▶ [Job]: Print the whole listing exactly.

-- START OF Supplied information --

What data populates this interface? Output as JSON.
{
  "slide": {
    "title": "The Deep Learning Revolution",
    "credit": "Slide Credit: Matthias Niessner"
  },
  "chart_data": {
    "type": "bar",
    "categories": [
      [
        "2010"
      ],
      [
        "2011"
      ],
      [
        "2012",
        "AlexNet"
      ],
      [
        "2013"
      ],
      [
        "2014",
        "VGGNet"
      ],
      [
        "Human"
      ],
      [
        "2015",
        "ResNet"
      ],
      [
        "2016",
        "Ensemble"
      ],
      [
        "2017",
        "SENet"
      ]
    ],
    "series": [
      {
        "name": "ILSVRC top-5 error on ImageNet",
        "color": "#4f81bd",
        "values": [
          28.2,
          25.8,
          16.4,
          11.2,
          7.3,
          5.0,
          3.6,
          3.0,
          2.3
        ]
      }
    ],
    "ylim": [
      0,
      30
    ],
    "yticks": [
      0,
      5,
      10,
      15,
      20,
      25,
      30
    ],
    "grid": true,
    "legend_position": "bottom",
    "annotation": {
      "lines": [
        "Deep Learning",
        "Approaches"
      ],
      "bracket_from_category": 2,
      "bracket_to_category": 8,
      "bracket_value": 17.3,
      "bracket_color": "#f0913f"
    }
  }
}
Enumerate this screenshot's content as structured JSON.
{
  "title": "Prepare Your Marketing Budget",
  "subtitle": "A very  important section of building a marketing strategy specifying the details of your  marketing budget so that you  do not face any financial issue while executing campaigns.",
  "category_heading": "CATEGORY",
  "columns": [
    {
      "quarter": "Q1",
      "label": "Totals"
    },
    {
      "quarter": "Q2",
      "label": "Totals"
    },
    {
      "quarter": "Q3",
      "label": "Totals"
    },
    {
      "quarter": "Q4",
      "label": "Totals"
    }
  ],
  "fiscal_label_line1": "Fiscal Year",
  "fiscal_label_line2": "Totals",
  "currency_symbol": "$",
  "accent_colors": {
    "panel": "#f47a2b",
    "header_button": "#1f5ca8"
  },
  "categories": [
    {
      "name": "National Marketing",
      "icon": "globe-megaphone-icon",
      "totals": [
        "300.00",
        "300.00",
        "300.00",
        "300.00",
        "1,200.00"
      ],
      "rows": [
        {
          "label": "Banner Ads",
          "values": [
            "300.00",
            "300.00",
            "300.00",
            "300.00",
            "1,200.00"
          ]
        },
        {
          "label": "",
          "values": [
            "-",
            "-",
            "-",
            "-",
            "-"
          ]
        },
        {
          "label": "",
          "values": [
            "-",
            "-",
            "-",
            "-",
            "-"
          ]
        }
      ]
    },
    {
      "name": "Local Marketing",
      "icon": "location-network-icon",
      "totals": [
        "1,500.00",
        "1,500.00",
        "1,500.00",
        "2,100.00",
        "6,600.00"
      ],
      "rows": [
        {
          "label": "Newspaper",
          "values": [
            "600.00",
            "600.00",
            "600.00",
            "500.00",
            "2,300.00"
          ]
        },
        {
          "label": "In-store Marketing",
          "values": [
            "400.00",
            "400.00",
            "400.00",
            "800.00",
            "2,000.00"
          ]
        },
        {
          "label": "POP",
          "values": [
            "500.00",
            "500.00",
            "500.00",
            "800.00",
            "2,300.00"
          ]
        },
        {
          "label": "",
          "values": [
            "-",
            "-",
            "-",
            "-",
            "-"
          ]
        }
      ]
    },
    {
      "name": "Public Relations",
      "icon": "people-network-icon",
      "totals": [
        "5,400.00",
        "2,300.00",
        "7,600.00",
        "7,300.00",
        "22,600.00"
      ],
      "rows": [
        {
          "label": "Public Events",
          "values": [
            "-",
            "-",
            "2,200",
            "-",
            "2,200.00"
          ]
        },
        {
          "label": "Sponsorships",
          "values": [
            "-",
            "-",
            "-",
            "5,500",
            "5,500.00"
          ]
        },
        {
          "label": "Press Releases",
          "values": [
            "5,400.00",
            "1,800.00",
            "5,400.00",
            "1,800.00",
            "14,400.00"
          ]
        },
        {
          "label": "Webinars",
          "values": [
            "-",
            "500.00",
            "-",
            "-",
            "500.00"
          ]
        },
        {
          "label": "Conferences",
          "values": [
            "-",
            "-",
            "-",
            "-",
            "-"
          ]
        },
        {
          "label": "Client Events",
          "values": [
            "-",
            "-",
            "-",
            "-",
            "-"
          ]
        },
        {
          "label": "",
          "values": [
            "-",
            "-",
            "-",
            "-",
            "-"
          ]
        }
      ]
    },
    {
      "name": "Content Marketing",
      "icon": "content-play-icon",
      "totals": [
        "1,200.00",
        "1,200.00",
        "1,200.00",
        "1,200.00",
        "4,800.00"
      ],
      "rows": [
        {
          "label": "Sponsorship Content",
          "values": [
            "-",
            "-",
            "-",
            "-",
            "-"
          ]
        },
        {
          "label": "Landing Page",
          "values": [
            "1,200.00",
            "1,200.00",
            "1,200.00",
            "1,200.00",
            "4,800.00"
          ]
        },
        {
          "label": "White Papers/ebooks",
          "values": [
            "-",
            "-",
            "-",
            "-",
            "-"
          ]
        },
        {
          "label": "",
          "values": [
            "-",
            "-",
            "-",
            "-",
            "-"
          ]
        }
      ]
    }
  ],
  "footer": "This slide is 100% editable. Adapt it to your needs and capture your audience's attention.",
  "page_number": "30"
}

-- END OF Supplied information --

▶ [Expected output]:
What data populates this interface? Output as JSON.
{
  "slide": {
    "title": "The Deep Learning Revolution",
    "credit": "Slide Credit: Matthias Niessner"
  },
  "chart_data": {
    "type": "bar",
    "categories": [
      [
        "2010"
      ],
      [
        "2011"
      ],
      [
        "2012",
        "AlexNet"
      ],
      [
        "2013"
      ],
      [
        "2014",
        "VGGNet"
      ],
      [
        "Human"
      ],
      [
        "2015",
        "ResNet"
      ],
      [
        "2016",
        "Ensemble"
      ],
      [
        "2017",
        "SENet"
      ]
    ],
    "series": [
      {
        "name": "ILSVRC top-5 error on ImageNet",
        "color": "#4f81bd",
        "values": [
          28.2,
          25.8,
          16.4,
          11.2,
          7.3,
          5.0,
          3.6,
          3.0,
          2.3
        ]
      }
    ],
    "ylim": [
      0,
      30
    ],
    "yticks": [
      0,
      5,
      10,
      15,
      20,
      25,
      30
    ],
    "grid": true,
    "legend_position": "bottom",
    "annotation": {
      "lines": [
        "Deep Learning",
        "Approaches"
      ],
      "bracket_from_category": 2,
      "bracket_to_category": 8,
      "bracket_value": 17.3,
      "bracket_color": "#f0913f"
    }
  }
}
Enumerate this screenshot's content as structured JSON.
{
  "title": "Prepare Your Marketing Budget",
  "subtitle": "A very  important section of building a marketing strategy specifying the details of your  marketing budget so that you  do not face any financial issue while executing campaigns.",
  "category_heading": "CATEGORY",
  "columns": [
    {
      "quarter": "Q1",
      "label": "Totals"
    },
    {
      "quarter": "Q2",
      "label": "Totals"
    },
    {
      "quarter": "Q3",
      "label": "Totals"
    },
    {
      "quarter": "Q4",
      "label": "Totals"
    }
  ],
  "fiscal_label_line1": "Fiscal Year",
  "fiscal_label_line2": "Totals",
  "currency_symbol": "$",
  "accent_colors": {
    "panel": "#f47a2b",
    "header_button": "#1f5ca8"
  },
  "categories": [
    {
      "name": "National Marketing",
      "icon": "globe-megaphone-icon",
      "totals": [
        "300.00",
        "300.00",
        "300.00",
        "300.00",
        "1,200.00"
      ],
      "rows": [
        {
          "label": "Banner Ads",
          "values": [
            "300.00",
            "300.00",
            "300.00",
            "300.00",
            "1,200.00"
          ]
        },
        {
          "label": "",
          "values": [
            "-",
            "-",
            "-",
            "-",
            "-"
          ]
        },
        {
          "label": "",
          "values": [
            "-",
            "-",
            "-",
            "-",
            "-"
          ]
        }
      ]
    },
    {
      "name": "Local Marketing",
      "icon": "location-network-icon",
      "totals": [
        "1,500.00",
        "1,500.00",
        "1,500.00",
        "2,100.00",
        "6,600.00"
      ],
      "rows": [
        {
          "label": "Newspaper",
          "values": [
            "600.00",
            "600.00",
            "600.00",
            "500.00",
            "2,300.00"
          ]
        },
        {
          "label": "In-store Marketing",
          "values": [
            "400.00",
            "400.00",
            "400.00",
            "800.00",
            "2,000.00"
          ]
        },
        {
          "label": "POP",
          "values": [
            "500.00",
            "500.00",
            "500.00",
            "800.00",
            "2,300.00"
          ]
        },
        {
          "label": "",
          "values": [
            "-",
            "-",
            "-",
            "-",
            "-"
          ]
        }
      ]
    },
    {
      "name": "Public Relations",
      "icon": "people-network-icon",
      "totals": [
        "5,400.00",
        "2,300.00",
        "7,600.00",
        "7,300.00",
        "22,600.00"
      ],
      "rows": [
        {
          "label": "Public Events",
          "values": [
            "-",
            "-",
            "2,200",
            "-",
            "2,200.00"
          ]
        },
        {
          "label": "Sponsorships",
          "values": [
            "-",
            "-",
            "-",
            "5,500",
            "5,500.00"
          ]
        },
        {
          "label": "Press Releases",
          "values": [
            "5,400.00",
            "1,800.00",
            "5,400.00",
            "1,800.00",
            "14,400.00"
          ]
        },
        {
          "label": "Webinars",
          "values": [
            "-",
            "500.00",
            "-",
            "-",
            "500.00"
          ]
        },
        {
          "label": "Conferences",
          "values": [
            "-",
            "-",
            "-",
            "-",
            "-"
          ]
        },
        {
          "label": "Client Events",
          "values": [
            "-",
            "-",
            "-",
            "-",
            "-"
          ]
        },
        {
          "label": "",
          "values": [
            "-",
            "-",
            "-",
            "-",
            "-"
          ]
        }
      ]
    },
    {
      "name": "Content Marketing",
      "icon": "content-play-icon",
      "totals": [
        "1,200.00",
        "1,200.00",
        "1,200.00",
        "1,200.00",
        "4,800.00"
      ],
      "rows": [
        {
          "label": "Sponsorship Content",
          "values": [
            "-",
            "-",
            "-",
            "-",
            "-"
          ]
        },
        {
          "label": "Landing Page",
          "values": [
            "1,200.00",
            "1,200.00",
            "1,200.00",
            "1,200.00",
            "4,800.00"
          ]
        },
        {
          "label": "White Papers/ebooks",
          "values": [
            "-",
            "-",
            "-",
            "-",
            "-"
          ]
        },
        {
          "label": "",
          "values": [
            "-",
            "-",
            "-",
            "-",
            "-"
          ]
        }
      ]
    }
  ],
  "footer": "This slide is 100% editable. Adapt it to your needs and capture your audience's attention.",
  "page_number": "30"
}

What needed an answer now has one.